* Start *

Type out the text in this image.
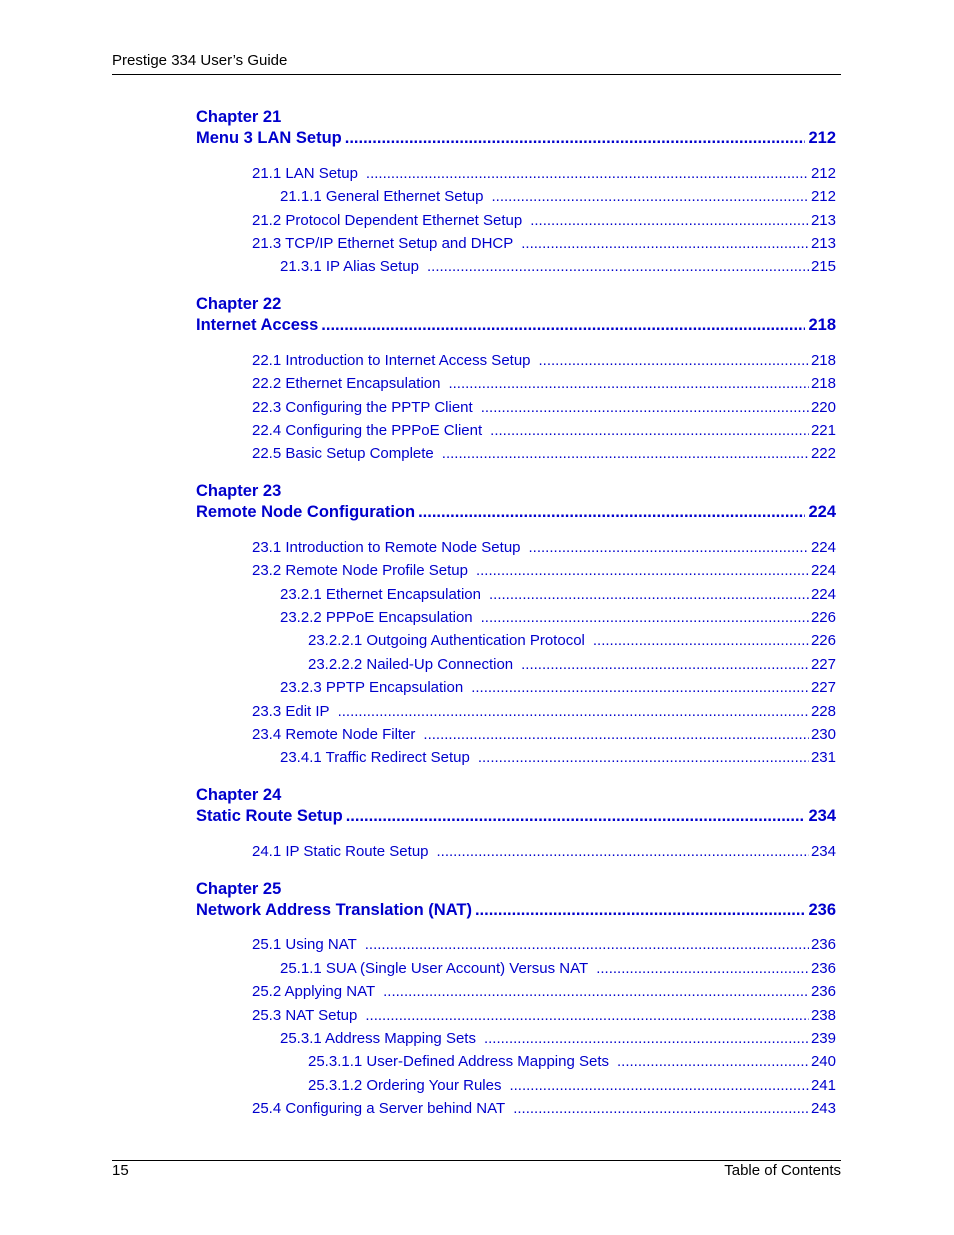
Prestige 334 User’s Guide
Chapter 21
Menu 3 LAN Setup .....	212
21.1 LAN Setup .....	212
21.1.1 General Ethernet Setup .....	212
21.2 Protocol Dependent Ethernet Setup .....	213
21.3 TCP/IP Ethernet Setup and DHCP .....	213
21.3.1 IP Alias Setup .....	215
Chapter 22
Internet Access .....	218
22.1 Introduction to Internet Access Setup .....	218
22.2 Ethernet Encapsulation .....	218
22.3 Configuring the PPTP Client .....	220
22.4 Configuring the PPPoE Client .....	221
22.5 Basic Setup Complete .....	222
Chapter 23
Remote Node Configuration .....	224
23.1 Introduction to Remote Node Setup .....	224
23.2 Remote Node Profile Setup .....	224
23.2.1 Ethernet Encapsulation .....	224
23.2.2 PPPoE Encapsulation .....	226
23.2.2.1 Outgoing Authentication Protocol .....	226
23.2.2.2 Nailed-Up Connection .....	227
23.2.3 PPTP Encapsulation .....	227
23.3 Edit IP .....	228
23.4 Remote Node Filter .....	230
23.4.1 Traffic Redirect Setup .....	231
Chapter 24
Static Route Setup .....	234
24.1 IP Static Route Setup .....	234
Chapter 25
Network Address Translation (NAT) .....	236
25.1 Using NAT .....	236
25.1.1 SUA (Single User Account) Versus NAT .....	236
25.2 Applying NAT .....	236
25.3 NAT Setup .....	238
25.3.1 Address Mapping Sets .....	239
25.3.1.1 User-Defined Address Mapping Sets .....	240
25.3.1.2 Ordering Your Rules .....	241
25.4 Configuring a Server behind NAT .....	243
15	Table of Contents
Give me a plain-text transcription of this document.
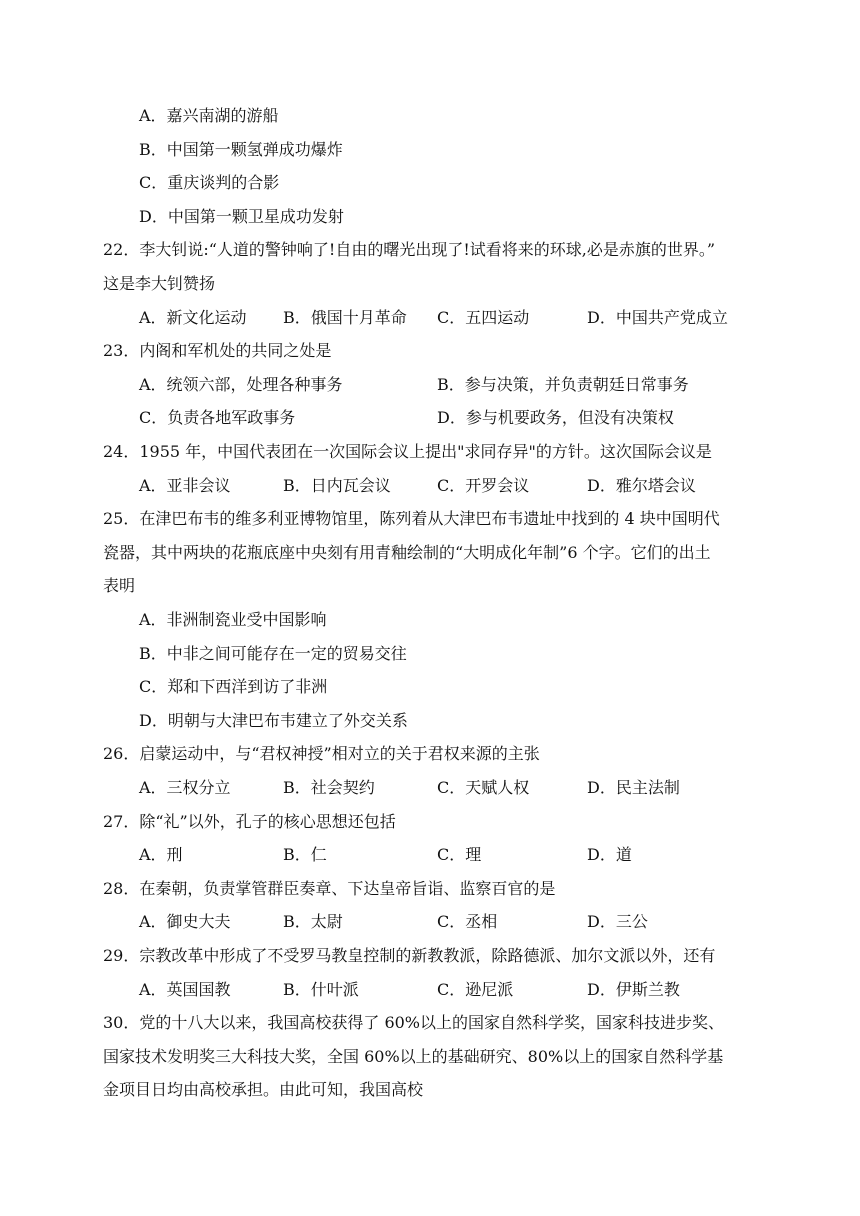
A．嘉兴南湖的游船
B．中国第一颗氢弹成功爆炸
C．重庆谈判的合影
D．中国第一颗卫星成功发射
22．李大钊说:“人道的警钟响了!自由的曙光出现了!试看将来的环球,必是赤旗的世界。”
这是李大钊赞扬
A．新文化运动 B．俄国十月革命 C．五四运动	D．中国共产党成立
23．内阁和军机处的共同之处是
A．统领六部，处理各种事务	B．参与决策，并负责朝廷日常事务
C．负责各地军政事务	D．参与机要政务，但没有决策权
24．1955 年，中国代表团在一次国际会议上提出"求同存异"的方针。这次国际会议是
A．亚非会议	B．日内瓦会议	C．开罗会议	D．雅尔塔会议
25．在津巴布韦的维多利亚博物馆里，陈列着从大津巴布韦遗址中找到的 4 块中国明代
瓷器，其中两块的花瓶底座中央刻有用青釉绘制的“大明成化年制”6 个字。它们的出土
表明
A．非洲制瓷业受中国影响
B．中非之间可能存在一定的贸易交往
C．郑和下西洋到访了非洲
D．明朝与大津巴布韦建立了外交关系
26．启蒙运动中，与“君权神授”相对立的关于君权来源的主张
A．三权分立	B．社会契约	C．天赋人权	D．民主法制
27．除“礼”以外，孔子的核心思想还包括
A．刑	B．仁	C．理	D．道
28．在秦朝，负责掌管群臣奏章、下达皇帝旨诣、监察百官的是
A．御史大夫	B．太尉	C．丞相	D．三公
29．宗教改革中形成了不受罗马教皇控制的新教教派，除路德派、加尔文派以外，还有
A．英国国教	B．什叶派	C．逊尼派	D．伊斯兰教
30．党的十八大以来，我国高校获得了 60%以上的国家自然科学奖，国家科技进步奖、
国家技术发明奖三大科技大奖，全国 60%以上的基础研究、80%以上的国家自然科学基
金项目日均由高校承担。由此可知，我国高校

* End *
* Start *

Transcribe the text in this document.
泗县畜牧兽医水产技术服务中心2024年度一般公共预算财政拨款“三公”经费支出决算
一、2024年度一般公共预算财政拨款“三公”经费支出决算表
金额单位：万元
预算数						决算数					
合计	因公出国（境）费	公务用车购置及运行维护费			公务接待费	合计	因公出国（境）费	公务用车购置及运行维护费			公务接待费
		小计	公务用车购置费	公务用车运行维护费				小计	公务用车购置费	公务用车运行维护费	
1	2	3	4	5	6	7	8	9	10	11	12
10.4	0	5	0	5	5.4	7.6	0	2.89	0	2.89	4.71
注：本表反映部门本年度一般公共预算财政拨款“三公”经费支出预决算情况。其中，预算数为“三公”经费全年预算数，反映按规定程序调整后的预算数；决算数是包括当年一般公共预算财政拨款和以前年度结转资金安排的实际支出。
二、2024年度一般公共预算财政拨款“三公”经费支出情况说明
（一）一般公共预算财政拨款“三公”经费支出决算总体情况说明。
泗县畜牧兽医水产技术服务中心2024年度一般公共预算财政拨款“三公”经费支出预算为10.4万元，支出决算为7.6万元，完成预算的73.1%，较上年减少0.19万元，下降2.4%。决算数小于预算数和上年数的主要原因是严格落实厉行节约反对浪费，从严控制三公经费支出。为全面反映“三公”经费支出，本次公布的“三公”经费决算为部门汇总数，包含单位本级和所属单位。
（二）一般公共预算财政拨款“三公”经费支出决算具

* End *
* Start *

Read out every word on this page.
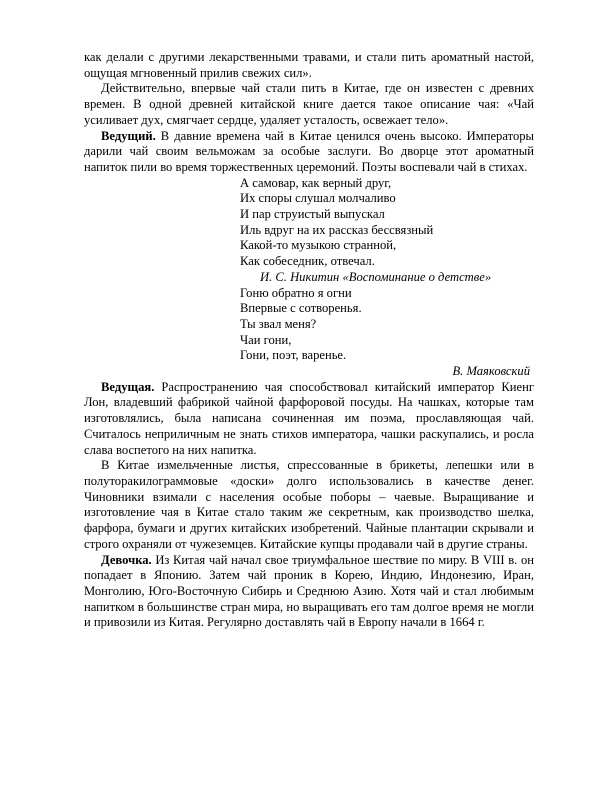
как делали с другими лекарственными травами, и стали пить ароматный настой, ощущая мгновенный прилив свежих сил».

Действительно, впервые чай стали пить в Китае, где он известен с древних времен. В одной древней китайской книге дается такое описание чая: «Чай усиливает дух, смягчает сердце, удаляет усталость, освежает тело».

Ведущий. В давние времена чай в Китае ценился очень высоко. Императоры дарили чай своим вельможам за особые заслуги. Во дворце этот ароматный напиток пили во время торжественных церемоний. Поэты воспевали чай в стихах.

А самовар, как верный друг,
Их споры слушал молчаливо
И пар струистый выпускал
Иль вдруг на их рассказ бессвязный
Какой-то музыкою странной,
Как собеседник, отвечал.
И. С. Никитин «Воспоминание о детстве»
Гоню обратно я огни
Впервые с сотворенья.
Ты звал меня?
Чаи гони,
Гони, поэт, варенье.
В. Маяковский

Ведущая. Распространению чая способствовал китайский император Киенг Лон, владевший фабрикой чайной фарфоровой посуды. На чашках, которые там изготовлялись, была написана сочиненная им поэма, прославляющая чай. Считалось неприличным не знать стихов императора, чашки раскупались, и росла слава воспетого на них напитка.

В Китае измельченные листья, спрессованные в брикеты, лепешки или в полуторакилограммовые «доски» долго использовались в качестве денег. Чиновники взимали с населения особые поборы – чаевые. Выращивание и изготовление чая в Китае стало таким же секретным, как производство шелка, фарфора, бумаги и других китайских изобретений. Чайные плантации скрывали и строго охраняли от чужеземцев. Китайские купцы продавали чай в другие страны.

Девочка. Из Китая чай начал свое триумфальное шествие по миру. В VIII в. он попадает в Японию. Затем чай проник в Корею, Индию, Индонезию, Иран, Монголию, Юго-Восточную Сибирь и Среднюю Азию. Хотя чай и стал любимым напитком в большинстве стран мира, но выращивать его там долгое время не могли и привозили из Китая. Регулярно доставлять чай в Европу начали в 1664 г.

* End *

§ **The task**
Your task is to gather all lines from the entries above that hold the word "this".

§ **The result**
Type out the text in this image.
Give me a plain-text transcription of this document.
Transcribe the text in this document.
Read out every word on this page.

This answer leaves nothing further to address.